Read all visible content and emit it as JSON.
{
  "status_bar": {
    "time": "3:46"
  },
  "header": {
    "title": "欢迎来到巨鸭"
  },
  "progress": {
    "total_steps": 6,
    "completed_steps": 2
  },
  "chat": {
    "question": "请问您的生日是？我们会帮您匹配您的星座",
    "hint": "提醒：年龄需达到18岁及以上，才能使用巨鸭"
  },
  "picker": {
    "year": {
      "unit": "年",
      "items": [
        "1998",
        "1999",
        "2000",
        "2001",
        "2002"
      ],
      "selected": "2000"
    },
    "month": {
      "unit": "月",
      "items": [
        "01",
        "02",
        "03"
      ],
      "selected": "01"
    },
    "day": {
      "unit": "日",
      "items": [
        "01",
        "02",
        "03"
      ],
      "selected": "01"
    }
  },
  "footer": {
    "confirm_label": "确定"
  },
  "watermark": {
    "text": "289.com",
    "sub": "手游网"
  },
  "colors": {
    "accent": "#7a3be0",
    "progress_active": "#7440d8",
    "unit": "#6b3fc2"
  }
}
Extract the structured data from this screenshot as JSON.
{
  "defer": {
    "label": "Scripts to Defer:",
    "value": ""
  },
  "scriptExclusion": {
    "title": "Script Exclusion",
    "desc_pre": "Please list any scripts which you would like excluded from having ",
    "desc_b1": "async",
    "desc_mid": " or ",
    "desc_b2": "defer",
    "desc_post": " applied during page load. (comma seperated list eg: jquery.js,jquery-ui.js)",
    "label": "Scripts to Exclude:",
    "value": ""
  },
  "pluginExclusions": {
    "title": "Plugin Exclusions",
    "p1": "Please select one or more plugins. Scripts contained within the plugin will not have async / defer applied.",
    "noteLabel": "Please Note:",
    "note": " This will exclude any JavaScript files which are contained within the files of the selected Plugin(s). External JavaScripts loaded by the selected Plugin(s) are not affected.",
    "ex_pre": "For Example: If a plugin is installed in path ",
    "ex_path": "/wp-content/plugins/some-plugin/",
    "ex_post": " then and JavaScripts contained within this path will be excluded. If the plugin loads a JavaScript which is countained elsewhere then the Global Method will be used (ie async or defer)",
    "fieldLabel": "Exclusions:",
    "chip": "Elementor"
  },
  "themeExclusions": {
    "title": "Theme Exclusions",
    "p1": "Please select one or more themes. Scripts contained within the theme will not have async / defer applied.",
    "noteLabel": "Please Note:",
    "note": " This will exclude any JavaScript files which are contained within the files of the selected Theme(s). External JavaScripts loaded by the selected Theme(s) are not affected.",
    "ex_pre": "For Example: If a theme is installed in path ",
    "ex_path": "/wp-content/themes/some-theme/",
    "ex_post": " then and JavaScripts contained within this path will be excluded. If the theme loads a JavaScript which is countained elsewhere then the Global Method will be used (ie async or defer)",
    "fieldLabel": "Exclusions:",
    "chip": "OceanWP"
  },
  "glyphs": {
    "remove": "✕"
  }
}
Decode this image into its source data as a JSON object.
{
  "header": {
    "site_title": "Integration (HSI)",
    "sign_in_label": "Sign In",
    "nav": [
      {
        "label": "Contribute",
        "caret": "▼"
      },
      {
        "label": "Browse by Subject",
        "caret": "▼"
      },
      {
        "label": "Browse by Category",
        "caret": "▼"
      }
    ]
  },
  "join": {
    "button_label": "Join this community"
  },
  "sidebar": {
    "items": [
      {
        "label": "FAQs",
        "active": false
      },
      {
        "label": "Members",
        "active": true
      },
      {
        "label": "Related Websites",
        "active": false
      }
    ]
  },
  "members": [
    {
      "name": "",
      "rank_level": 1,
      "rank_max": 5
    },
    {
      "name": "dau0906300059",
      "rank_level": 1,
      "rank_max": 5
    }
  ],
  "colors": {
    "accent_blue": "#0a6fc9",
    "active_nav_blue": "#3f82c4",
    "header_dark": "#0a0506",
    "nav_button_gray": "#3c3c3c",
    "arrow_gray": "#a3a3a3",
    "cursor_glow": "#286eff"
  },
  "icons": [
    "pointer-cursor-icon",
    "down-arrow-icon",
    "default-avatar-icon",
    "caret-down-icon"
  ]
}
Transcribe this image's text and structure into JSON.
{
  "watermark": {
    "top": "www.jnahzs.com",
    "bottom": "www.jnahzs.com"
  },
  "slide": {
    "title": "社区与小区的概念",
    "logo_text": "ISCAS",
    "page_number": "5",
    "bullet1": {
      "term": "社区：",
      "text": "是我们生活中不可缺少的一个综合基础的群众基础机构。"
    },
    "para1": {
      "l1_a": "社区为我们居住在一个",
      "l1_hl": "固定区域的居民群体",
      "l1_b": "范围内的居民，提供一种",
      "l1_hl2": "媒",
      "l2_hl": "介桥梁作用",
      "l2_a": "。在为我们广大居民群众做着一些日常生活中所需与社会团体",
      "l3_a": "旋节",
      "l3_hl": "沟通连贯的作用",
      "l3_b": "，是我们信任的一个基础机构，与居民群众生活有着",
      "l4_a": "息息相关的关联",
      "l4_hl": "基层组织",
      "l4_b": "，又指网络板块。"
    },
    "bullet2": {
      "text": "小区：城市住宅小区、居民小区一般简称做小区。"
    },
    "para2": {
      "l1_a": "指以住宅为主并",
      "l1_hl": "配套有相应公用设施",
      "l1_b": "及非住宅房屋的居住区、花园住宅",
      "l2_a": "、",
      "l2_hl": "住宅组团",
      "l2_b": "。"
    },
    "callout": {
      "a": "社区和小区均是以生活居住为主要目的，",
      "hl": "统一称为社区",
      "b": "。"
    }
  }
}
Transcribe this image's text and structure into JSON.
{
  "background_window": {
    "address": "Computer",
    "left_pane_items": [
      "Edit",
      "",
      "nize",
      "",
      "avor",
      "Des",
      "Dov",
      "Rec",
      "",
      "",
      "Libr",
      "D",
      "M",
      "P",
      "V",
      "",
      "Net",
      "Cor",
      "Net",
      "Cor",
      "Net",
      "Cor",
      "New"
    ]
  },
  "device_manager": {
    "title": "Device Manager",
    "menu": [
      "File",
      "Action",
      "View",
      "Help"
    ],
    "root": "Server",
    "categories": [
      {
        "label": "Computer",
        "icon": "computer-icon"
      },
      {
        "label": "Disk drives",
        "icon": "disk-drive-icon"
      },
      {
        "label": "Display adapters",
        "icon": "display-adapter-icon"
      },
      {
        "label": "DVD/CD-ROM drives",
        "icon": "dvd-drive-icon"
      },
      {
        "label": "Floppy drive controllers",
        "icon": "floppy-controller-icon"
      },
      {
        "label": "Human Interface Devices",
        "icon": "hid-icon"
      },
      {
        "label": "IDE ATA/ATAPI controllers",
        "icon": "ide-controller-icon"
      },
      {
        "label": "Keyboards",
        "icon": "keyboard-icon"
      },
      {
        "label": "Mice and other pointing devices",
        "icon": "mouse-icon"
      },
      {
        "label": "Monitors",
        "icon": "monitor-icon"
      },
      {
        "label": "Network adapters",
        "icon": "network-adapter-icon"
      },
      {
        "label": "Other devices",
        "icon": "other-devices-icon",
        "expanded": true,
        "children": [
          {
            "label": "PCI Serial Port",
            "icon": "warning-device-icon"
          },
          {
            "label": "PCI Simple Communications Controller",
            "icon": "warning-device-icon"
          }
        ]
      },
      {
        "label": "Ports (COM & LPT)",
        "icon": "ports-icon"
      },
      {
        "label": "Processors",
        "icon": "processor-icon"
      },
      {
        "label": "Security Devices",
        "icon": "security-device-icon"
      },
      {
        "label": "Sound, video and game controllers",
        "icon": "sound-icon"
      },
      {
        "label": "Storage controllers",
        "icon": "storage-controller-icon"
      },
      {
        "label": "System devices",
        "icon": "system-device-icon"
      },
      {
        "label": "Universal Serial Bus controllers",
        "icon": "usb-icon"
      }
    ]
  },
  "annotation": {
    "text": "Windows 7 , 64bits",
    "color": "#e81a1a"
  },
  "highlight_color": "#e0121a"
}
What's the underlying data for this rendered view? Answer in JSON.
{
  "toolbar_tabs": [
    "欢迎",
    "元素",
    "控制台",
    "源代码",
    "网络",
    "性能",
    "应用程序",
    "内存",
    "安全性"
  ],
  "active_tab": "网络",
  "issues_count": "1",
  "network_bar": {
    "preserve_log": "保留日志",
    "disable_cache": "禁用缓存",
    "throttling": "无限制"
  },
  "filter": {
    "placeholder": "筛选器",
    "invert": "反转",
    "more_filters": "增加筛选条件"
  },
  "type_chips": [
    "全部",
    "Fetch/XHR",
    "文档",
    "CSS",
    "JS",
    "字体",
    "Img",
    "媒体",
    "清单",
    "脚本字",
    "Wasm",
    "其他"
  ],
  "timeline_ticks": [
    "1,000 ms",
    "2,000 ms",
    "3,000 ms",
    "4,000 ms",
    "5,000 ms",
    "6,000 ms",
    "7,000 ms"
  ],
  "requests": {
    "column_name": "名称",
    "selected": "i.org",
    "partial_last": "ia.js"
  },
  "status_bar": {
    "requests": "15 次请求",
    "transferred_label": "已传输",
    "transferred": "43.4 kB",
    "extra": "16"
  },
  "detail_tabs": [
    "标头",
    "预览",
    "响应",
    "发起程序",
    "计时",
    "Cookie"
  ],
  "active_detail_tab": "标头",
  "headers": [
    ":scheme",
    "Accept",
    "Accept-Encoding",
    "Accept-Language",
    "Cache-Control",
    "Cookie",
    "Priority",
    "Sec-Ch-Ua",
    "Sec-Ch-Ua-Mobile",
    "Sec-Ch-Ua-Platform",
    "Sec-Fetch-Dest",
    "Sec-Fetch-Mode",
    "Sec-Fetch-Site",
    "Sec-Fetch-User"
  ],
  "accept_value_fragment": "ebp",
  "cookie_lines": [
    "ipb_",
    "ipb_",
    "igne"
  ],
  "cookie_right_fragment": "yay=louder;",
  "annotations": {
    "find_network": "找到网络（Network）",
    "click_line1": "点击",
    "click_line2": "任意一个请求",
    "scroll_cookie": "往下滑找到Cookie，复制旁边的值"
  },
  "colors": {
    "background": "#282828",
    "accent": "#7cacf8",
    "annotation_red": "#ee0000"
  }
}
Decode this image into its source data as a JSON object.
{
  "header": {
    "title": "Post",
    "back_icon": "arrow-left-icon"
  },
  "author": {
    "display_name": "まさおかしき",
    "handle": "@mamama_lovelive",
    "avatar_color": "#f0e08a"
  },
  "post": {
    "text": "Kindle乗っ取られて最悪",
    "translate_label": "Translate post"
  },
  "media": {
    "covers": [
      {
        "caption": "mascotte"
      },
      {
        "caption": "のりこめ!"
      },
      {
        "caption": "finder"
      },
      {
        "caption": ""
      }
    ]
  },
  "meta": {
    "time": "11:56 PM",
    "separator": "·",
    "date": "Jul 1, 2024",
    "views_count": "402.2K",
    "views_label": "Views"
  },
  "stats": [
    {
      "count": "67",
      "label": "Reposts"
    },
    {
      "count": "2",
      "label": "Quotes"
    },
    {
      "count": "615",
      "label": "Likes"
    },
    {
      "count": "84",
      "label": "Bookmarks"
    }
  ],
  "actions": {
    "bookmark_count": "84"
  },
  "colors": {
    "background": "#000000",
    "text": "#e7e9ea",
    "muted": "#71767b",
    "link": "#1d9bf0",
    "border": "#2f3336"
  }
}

**Direction**: Search the entries for the word "some", then list each line that holds it.

**Output below**:
    "ex_path": "/wp-content/plugins/some-plugin/",
    "ex_path": "/wp-content/themes/some-theme/",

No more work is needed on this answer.